• Quoted passage:

Count the number of unique paths from top-left to bottom-right in an m x n grid, moving only right or down. Vercel asks this as the simplest 2D DP — same shape as counting valid deploy paths from source commit to target environment.

By Alex Chen, Founder, InterviewChamp.AI · Last verified

Source citations

Public interview reports confirming this problem appears in Vercel loops.

  • Glassdoor (2025-Q4)Vercel screen DP warm-up.
  • LeetCode Discuss (2026-Q1)Listed in Vercel interview pool.

Problem

There is a robot on an m x n grid. The robot is initially located at the top-left corner (i.e., grid[0][0]). The robot tries to move to the bottom-right corner. The robot can only move either down or right at any point in time. Given the two integers m and n, return the number of possible unique paths.

Constraints

  • 1 <= m, n <= 100

Examples

Example 1

Input
m = 3, n = 7
Output
28

Example 2

Input
m = 3, n = 2
Output
3

Approaches

1. Combinatorial formula

Total moves = (m-1) + (n-1); choose which (m-1) are down. Answer = C(m+n-2, m-1).

Time
O(min(m,n))
Space
O(1)
function uniquePaths(m, n) {
  let result = 1;
  const k = Math.min(m - 1, n - 1);
  for (let i = 1; i <= k; i++) {
    result = result * (m + n - 1 - i) / i;
  }
  return Math.round(result);
}

Tradeoff: Fastest if you know combinatorics. Vercel accepts it but the DP version is what they grade.

2. Bottom-up DP with rolling row (optimal interview answer)

dp[i][j] = dp[i-1][j] + dp[i][j-1], with dp[0][*] = dp[*][0] = 1. Roll to 1D: dp[j] += dp[j-1].

Time
O(m*n)
Space
O(n)

• Set exercise 1:
Answer these from the unique-paths write-up:
(a) What range does the constraint give for m and n?
(b) What output does the write-up list for m = 3, n = 7?
(c) What time complexity is stated for the combinatorial formula approach?
• Set exercise 2:
Carry on the unique-paths write-up from the line "O(n)" under the rolling-row DP approach.
The data after this point has nothing to do with the unique-paths write-up.

• Extracted information:
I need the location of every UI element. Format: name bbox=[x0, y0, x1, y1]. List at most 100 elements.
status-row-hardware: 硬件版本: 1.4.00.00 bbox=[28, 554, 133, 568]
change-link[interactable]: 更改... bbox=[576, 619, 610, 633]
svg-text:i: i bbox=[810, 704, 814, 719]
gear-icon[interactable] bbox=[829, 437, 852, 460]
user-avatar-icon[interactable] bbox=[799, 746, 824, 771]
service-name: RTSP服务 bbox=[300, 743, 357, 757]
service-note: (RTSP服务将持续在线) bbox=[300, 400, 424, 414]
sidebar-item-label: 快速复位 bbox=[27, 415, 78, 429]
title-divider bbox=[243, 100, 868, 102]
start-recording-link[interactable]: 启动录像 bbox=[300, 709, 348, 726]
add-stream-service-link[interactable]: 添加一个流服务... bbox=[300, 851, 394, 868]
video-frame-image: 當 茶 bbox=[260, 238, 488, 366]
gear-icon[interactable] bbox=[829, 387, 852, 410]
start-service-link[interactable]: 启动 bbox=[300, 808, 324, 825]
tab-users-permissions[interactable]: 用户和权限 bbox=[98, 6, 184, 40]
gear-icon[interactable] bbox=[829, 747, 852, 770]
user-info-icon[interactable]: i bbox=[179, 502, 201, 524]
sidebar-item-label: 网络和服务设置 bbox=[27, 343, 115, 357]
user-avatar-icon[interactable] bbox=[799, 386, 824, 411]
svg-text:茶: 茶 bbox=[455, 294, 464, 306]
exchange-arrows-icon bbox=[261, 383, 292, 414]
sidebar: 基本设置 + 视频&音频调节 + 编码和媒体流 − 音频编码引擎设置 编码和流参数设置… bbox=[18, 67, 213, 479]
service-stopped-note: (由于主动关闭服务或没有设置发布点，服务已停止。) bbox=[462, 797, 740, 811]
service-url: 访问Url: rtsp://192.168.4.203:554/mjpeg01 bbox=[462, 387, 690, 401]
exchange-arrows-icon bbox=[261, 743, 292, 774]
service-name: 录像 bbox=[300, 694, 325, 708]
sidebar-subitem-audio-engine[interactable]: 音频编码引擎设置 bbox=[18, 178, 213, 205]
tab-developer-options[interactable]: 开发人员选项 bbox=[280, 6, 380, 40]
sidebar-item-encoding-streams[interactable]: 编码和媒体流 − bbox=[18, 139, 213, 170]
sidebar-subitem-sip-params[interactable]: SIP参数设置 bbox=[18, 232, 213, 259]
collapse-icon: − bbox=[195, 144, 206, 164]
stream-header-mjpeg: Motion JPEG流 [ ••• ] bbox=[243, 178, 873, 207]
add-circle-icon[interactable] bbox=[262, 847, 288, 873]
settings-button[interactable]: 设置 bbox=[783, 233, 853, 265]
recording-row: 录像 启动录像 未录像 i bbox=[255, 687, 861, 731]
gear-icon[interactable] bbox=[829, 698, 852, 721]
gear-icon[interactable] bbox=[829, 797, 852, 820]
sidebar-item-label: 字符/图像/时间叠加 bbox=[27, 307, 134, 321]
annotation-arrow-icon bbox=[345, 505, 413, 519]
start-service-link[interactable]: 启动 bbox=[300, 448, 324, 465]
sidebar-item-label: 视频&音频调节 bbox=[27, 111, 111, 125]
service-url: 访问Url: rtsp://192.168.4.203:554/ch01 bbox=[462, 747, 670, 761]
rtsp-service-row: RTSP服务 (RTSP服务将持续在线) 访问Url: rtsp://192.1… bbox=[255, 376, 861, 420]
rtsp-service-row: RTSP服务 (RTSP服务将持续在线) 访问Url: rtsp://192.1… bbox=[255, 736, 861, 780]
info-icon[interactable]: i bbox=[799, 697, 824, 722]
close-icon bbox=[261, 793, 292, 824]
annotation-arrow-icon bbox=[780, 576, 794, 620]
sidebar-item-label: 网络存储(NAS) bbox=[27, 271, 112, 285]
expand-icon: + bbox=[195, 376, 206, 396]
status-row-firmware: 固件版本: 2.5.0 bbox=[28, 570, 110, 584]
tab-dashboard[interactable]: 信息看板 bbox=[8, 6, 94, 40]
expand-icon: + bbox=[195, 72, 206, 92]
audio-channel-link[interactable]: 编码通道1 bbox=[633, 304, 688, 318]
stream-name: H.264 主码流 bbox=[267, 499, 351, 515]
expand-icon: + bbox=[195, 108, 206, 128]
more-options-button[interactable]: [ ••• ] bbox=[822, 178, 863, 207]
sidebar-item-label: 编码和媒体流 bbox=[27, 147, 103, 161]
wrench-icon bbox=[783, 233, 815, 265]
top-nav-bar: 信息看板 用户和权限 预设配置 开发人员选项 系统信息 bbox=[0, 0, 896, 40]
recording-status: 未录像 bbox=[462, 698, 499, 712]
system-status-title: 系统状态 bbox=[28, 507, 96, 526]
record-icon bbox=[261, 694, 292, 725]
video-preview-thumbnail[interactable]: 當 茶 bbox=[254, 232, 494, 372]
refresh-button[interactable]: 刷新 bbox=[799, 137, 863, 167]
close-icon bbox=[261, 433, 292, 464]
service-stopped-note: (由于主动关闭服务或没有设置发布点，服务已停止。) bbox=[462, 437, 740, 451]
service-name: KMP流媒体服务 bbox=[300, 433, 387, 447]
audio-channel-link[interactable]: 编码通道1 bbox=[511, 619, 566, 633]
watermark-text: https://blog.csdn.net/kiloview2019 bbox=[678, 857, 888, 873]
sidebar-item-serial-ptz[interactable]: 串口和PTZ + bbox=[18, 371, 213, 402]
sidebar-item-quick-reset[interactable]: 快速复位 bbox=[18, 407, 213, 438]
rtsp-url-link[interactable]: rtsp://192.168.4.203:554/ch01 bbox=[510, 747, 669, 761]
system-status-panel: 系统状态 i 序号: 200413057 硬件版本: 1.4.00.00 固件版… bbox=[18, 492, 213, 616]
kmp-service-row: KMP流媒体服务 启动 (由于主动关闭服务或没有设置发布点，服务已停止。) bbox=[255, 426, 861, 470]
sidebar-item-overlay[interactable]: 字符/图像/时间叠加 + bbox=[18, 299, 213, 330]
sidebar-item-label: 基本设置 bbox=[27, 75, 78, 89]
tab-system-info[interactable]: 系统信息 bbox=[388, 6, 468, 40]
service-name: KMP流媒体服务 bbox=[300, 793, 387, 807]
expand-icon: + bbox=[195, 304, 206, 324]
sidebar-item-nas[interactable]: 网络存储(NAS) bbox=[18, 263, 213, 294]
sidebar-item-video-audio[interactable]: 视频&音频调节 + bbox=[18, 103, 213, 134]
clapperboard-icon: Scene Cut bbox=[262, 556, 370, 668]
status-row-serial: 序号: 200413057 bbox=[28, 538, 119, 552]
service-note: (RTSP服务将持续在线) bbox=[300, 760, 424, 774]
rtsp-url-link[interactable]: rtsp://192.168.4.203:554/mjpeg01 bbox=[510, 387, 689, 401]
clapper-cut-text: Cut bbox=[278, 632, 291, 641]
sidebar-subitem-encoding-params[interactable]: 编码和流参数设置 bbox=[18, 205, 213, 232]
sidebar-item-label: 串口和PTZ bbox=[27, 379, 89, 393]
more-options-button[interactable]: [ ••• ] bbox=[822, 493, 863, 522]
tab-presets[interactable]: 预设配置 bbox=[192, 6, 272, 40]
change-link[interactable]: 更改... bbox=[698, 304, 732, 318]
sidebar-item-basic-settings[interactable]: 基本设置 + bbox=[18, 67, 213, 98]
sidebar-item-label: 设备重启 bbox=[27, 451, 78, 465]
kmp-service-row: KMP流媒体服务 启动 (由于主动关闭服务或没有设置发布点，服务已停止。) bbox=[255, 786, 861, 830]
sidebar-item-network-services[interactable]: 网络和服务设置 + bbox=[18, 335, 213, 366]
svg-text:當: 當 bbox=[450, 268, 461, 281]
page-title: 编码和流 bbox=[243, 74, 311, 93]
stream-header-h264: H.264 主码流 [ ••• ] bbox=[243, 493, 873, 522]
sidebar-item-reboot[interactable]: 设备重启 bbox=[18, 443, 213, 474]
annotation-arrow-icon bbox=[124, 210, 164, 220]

• Reply 1:
(a) 1 <= m, n <= 100
(b) 28
(c) O(min(m,n))

• Reply 2:
function uniquePaths(m, n) {
  const dp = new Array(n).fill(1);
  for (let i = 1; i < m; i++) {
    for (let j = 1; j < n; j++) {
      dp[j] += dp[j - 1];
    }
  }
  return dp[n - 1];
}

Tradeoff: O(n) extra space using the rolling-row trick. The recurrence becomes a single in-place update: dp[j] += dp[j-1].

Vercel-specific tips

Vercel grades the rolling-row DP. Bonus signal: writing the 2D DP first to motivate the recurrence, then collapsing to 1D by reusing dp[j] as both 'old row's column' and 'new row's column' at the right moment.

Common mistakes

  • Initializing only dp[0][0] = 1 — first row and column must also be 1.
  • Iterating in the wrong order on the rolling-row — reading dp[j-1] before updating dp[j] preserves the previous row's value.
  • Floating-point in the combinatorial version — must Math.round at the end.

Follow-up questions

An interviewer at Vercel may pivot to one of these next:

  • Unique Paths II (LC 63) — with obstacles.
  • Minimum Path Sum (LC 64) — weighted grid.
  • Number of paths in a DAG with k edges.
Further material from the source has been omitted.